- Available data
........
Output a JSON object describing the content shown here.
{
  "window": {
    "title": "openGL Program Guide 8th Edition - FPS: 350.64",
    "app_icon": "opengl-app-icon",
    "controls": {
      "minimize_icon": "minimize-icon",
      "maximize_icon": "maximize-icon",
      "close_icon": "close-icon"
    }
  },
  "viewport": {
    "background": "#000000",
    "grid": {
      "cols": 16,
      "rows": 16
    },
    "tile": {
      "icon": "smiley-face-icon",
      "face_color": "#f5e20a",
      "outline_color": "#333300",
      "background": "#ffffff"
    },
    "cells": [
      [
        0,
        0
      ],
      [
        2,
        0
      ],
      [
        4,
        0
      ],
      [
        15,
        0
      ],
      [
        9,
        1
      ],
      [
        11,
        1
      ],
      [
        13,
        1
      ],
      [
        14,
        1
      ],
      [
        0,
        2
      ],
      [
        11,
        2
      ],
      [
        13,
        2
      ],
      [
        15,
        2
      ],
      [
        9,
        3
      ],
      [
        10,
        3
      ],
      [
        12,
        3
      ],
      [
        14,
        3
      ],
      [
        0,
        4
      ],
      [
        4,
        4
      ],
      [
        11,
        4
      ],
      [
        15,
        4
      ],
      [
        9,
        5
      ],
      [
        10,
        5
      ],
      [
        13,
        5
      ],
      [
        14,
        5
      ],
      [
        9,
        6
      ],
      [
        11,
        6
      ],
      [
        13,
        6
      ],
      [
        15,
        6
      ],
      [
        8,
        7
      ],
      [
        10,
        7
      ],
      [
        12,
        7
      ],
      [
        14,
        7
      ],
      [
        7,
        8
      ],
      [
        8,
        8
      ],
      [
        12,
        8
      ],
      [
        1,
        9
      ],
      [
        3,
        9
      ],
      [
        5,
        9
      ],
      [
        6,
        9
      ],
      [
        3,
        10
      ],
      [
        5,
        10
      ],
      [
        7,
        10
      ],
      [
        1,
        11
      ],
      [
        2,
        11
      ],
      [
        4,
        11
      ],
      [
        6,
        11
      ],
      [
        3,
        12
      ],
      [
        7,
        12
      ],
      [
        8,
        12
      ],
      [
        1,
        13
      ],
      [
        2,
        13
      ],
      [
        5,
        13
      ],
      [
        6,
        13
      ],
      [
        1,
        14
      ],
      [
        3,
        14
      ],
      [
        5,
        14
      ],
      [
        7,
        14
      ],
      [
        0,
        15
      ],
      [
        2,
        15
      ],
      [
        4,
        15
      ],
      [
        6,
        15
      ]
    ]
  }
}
........
- Given exercise
Where does the word "icon" appear? Return each line that holds it.

- Answer for this exercise
    "app_icon": "opengl-app-icon",
      "minimize_icon": "minimize-icon",
      "maximize_icon": "maximize-icon",
      "close_icon": "close-icon"
      "icon": "smiley-face-icon",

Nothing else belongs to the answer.